Data listing:
════════
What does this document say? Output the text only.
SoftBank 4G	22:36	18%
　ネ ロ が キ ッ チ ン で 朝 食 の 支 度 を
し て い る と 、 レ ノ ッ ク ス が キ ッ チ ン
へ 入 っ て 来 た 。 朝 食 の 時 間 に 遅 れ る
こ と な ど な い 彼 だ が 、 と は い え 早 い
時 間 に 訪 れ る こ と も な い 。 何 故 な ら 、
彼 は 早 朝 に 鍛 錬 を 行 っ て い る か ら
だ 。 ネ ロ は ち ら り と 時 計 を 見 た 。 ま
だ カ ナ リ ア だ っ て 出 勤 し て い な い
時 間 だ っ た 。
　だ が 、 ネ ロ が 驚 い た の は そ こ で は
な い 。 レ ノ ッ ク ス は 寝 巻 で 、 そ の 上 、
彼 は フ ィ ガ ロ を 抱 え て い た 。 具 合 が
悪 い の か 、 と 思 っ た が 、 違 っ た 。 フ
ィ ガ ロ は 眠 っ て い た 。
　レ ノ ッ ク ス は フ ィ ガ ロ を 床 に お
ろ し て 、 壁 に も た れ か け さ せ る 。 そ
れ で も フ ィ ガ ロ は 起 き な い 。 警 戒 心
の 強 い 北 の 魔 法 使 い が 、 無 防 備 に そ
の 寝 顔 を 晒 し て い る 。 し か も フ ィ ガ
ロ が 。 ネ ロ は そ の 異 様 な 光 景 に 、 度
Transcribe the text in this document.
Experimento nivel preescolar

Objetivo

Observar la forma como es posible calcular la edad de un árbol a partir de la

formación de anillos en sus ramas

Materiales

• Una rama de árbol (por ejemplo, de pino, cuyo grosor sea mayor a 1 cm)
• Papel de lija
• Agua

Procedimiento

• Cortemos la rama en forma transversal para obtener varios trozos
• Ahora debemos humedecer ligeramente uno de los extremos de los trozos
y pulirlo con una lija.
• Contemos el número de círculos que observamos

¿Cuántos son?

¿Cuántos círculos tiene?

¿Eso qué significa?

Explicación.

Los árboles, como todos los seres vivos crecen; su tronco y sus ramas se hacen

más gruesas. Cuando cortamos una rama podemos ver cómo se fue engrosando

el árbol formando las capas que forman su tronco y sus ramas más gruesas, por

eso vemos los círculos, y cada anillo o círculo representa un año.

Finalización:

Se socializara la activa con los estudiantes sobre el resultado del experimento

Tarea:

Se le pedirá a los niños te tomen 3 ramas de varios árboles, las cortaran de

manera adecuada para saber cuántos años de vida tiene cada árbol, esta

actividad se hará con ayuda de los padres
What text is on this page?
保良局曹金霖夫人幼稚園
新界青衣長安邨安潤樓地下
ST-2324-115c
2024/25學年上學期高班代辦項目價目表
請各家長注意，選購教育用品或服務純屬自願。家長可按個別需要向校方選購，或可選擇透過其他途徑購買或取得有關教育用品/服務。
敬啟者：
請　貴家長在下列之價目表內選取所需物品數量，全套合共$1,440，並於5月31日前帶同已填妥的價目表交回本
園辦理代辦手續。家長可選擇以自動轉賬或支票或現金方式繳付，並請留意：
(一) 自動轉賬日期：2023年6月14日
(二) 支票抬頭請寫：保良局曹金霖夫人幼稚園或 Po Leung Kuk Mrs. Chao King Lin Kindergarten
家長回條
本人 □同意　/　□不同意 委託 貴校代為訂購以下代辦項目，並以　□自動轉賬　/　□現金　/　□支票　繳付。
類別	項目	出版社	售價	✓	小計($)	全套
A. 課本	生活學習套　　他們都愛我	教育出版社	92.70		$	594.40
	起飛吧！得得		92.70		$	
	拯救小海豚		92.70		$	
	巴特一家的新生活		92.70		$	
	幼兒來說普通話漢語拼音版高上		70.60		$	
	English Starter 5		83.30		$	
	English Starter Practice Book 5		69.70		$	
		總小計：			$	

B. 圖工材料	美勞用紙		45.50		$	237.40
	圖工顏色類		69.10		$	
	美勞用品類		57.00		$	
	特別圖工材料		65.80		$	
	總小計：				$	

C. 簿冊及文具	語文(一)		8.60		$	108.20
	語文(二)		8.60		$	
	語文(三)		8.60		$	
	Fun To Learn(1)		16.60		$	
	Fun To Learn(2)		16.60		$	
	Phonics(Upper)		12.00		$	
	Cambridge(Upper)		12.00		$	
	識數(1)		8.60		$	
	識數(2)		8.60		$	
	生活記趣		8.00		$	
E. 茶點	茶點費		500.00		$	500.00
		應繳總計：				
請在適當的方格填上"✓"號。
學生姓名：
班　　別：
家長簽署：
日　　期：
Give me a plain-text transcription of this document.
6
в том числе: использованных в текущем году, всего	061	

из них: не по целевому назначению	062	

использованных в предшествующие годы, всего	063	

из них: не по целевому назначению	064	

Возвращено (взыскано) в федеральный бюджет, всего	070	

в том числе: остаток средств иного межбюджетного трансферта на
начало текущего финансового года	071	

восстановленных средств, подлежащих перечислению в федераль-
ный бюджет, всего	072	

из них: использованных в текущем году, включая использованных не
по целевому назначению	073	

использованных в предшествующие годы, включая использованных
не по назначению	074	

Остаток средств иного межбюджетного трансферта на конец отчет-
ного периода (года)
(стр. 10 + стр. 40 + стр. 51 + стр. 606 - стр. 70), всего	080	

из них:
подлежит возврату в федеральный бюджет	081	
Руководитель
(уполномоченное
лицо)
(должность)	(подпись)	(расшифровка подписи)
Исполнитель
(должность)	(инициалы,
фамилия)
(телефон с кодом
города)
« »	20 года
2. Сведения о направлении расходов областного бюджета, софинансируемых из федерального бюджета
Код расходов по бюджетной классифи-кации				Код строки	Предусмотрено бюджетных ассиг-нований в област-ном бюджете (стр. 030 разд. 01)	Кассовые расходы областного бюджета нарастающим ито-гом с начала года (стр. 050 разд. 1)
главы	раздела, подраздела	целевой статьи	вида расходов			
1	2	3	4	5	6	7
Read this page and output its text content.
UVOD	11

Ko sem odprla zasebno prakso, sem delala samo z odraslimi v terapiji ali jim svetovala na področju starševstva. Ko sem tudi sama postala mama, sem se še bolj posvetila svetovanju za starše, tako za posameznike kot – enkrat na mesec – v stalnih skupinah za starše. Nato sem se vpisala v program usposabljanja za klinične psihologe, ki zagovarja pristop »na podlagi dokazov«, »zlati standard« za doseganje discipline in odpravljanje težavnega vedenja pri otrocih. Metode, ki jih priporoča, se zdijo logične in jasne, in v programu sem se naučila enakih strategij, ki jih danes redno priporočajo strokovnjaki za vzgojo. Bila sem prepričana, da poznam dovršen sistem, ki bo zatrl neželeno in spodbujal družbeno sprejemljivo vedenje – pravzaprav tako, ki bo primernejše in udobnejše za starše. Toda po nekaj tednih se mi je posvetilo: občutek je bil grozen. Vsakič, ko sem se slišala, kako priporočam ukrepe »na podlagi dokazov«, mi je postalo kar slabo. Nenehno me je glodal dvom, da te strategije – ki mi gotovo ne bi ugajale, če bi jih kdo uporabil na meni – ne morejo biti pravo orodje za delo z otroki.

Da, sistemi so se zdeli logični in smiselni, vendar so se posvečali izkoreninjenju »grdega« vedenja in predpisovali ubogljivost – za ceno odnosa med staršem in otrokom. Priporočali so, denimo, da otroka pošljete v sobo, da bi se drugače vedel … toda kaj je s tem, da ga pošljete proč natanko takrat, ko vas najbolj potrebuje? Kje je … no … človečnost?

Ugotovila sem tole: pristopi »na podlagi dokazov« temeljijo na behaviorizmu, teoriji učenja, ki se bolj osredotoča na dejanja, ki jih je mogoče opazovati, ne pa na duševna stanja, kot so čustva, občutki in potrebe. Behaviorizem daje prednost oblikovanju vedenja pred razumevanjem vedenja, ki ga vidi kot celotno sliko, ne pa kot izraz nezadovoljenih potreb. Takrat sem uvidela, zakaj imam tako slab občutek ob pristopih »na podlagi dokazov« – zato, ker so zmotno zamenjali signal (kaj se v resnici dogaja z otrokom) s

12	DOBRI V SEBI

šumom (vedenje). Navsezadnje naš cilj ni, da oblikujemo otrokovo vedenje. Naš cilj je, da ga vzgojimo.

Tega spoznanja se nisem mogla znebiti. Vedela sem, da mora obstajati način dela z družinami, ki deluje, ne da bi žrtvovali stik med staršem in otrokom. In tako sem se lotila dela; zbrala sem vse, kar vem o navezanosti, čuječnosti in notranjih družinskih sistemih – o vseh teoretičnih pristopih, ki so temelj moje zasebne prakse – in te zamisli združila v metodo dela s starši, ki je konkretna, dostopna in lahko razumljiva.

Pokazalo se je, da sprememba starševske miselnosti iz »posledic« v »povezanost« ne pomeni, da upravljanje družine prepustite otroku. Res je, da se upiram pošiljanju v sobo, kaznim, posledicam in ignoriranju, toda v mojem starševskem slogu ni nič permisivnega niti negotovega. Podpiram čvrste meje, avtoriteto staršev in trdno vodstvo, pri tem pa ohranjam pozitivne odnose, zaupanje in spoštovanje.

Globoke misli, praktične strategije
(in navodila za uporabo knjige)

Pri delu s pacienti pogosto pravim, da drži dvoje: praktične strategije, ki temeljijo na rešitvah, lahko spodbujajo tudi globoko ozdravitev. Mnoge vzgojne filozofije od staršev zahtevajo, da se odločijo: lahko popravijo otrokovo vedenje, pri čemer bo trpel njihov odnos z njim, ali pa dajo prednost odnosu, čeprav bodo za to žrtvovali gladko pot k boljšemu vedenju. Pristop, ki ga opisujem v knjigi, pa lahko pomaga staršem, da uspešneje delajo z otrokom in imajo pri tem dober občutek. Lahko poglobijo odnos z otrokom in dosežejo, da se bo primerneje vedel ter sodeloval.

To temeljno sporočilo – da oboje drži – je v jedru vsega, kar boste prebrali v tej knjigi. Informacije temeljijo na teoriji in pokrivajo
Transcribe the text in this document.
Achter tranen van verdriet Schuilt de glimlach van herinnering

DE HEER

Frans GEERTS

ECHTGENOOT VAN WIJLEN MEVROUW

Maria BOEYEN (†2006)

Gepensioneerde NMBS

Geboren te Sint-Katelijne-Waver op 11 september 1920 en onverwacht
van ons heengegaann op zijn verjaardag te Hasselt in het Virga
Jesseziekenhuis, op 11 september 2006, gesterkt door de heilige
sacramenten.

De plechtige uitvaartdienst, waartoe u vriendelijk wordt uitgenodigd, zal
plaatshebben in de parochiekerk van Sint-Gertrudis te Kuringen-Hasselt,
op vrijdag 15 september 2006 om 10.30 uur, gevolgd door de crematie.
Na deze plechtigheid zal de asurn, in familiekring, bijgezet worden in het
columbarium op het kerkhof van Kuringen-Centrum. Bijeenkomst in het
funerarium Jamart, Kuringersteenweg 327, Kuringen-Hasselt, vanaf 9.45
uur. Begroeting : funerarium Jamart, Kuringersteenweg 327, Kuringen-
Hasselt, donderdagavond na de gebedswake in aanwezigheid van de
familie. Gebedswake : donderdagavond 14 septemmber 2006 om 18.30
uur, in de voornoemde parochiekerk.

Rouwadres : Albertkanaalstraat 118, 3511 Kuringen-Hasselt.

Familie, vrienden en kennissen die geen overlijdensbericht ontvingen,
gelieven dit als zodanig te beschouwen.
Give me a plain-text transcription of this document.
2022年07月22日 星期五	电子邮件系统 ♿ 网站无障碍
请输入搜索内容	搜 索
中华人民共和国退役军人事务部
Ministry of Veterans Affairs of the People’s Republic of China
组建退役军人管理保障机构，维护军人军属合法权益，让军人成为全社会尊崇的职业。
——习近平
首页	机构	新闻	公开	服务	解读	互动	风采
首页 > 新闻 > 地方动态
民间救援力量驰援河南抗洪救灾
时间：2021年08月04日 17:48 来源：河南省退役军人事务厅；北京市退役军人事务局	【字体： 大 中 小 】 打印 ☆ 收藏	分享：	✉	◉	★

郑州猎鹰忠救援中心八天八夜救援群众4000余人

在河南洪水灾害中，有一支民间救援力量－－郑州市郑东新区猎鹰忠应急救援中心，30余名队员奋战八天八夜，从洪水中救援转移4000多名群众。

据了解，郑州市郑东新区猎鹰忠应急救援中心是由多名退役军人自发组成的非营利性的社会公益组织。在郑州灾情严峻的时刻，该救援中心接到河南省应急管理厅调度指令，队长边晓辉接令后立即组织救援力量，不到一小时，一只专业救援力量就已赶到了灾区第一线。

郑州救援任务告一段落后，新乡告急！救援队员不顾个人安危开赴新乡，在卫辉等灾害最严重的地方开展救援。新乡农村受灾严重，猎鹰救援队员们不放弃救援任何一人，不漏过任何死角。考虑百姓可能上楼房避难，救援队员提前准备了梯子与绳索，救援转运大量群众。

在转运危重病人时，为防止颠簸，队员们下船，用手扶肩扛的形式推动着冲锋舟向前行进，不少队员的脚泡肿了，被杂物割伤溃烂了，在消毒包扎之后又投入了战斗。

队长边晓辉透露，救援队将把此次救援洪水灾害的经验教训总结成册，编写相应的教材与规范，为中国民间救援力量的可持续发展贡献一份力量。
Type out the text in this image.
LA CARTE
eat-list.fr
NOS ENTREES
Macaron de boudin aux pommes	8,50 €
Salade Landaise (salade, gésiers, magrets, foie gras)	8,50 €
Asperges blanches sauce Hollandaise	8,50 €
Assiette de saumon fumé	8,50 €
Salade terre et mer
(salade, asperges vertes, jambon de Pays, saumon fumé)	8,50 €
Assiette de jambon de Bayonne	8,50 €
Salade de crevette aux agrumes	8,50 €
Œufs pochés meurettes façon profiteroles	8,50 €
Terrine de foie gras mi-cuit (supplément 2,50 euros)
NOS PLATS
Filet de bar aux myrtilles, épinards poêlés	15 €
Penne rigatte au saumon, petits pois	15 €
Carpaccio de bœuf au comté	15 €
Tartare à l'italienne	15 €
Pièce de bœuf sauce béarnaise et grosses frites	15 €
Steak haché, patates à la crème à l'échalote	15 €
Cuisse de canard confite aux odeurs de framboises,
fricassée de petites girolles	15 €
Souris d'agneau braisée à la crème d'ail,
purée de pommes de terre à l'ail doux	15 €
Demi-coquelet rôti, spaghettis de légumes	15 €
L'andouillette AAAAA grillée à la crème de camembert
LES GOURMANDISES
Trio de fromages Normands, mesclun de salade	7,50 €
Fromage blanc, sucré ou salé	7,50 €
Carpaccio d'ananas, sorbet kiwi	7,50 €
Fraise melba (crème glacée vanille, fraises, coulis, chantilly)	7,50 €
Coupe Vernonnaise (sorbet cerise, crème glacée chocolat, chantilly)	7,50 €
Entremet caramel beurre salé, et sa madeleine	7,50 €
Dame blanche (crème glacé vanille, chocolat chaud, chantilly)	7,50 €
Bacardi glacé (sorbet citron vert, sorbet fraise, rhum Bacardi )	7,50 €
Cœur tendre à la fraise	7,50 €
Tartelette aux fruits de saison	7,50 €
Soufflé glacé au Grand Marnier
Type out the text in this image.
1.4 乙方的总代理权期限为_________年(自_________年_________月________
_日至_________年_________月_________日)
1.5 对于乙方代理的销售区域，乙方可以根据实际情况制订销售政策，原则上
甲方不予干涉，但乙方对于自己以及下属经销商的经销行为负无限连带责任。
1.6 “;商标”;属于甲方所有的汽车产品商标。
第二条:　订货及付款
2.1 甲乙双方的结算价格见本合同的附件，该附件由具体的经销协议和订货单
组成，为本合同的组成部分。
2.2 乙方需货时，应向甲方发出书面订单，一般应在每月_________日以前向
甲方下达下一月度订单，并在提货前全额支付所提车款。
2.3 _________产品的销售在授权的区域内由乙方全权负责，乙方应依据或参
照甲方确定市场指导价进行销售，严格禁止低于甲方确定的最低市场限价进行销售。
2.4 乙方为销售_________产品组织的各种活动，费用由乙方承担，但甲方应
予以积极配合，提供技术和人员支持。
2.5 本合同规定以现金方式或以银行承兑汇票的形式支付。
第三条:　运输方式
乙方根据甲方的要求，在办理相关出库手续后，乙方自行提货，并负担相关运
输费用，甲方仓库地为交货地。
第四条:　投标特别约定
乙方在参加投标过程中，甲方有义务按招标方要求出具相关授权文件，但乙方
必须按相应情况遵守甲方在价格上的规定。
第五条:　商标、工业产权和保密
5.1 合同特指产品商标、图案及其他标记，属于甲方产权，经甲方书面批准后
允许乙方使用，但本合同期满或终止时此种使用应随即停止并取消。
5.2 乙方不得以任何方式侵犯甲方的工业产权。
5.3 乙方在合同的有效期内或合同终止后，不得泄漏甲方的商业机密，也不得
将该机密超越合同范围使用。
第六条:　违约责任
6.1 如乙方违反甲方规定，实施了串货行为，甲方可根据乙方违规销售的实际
════════
What to do:
In the entries above, find the lines containing the word "Upper" and say how many there are, with no other words.

Complete response:
2